Copy the lines that follow, keeping every character the same.

DATASET ::
-- begin --

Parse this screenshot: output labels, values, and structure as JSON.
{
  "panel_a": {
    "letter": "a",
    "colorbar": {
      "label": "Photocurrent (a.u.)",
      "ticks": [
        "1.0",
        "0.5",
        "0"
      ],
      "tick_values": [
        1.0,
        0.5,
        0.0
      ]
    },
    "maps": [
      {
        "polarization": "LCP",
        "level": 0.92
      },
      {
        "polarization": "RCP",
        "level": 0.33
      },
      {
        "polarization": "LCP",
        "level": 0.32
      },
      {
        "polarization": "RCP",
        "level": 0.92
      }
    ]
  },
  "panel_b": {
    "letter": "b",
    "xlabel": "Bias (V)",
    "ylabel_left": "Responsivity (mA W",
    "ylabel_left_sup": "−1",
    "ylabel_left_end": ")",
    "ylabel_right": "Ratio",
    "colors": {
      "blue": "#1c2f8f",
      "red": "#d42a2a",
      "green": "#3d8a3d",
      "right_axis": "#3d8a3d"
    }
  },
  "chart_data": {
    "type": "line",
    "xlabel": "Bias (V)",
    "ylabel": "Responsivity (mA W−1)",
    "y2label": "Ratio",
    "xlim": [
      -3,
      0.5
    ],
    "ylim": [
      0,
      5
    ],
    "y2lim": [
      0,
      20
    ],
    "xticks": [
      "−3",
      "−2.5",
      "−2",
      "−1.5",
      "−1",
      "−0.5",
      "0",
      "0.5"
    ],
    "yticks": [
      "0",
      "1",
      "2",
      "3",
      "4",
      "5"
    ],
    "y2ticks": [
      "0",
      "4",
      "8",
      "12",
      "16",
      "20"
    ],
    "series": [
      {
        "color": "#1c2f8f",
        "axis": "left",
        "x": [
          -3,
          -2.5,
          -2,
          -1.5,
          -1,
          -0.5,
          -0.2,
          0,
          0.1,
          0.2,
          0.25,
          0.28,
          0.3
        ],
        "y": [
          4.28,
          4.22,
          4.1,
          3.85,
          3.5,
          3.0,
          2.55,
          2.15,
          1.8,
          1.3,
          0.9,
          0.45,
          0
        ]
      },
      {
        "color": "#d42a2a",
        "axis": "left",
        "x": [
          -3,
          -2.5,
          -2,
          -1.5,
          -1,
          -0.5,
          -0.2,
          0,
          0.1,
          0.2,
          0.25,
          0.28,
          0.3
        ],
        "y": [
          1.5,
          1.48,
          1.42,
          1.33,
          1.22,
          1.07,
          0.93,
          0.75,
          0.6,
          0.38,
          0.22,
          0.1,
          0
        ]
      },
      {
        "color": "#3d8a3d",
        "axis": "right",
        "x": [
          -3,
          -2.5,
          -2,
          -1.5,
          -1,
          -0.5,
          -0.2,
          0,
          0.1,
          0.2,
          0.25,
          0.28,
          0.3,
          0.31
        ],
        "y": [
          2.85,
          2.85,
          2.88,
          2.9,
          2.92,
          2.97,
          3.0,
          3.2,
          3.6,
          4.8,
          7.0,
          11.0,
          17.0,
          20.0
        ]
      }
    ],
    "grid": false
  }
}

-- end --

EXERCISE OUTPUT ::
Parse this screenshot: output labels, values, and structure as JSON.
{
  "panel_a": {
    "letter": "a",
    "colorbar": {
      "label": "Photocurrent (a.u.)",
      "ticks": [
        "1.0",
        "0.5",
        "0"
      ],
      "tick_values": [
        1.0,
        0.5,
        0.0
      ]
    },
    "maps": [
      {
        "polarization": "LCP",
        "level": 0.92
      },
      {
        "polarization": "RCP",
        "level": 0.33
      },
      {
        "polarization": "LCP",
        "level": 0.32
      },
      {
        "polarization": "RCP",
        "level": 0.92
      }
    ]
  },
  "panel_b": {
    "letter": "b",
    "xlabel": "Bias (V)",
    "ylabel_left": "Responsivity (mA W",
    "ylabel_left_sup": "−1",
    "ylabel_left_end": ")",
    "ylabel_right": "Ratio",
    "colors": {
      "blue": "#1c2f8f",
      "red": "#d42a2a",
      "green": "#3d8a3d",
      "right_axis": "#3d8a3d"
    }
  },
  "chart_data": {
    "type": "line",
    "xlabel": "Bias (V)",
    "ylabel": "Responsivity (mA W−1)",
    "y2label": "Ratio",
    "xlim": [
      -3,
      0.5
    ],
    "ylim": [
      0,
      5
    ],
    "y2lim": [
      0,
      20
    ],
    "xticks": [
      "−3",
      "−2.5",
      "−2",
      "−1.5",
      "−1",
      "−0.5",
      "0",
      "0.5"
    ],
    "yticks": [
      "0",
      "1",
      "2",
      "3",
      "4",
      "5"
    ],
    "y2ticks": [
      "0",
      "4",
      "8",
      "12",
      "16",
      "20"
    ],
    "series": [
      {
        "color": "#1c2f8f",
        "axis": "left",
        "x": [
          -3,
          -2.5,
          -2,
          -1.5,
          -1,
          -0.5,
          -0.2,
          0,
          0.1,
          0.2,
          0.25,
          0.28,
          0.3
        ],
        "y": [
          4.28,
          4.22,
          4.1,
          3.85,
          3.5,
          3.0,
          2.55,
          2.15,
          1.8,
          1.3,
          0.9,
          0.45,
          0
        ]
      },
      {
        "color": "#d42a2a",
        "axis": "left",
        "x": [
          -3,
          -2.5,
          -2,
          -1.5,
          -1,
          -0.5,
          -0.2,
          0,
          0.1,
          0.2,
          0.25,
          0.28,
          0.3
        ],
        "y": [
          1.5,
          1.48,
          1.42,
          1.33,
          1.22,
          1.07,
          0.93,
          0.75,
          0.6,
          0.38,
          0.22,
          0.1,
          0
        ]
      },
      {
        "color": "#3d8a3d",
        "axis": "right",
        "x": [
          -3,
          -2.5,
          -2,
          -1.5,
          -1,
          -0.5,
          -0.2,
          0,
          0.1,
          0.2,
          0.25,
          0.28,
          0.3,
          0.31
        ],
        "y": [
          2.85,
          2.85,
          2.88,
          2.9,
          2.92,
          2.97,
          3.0,
          3.2,
          3.6,
          4.8,
          7.0,
          11.0,
          17.0,
          20.0
        ]
      }
    ],
    "grid": false
  }
}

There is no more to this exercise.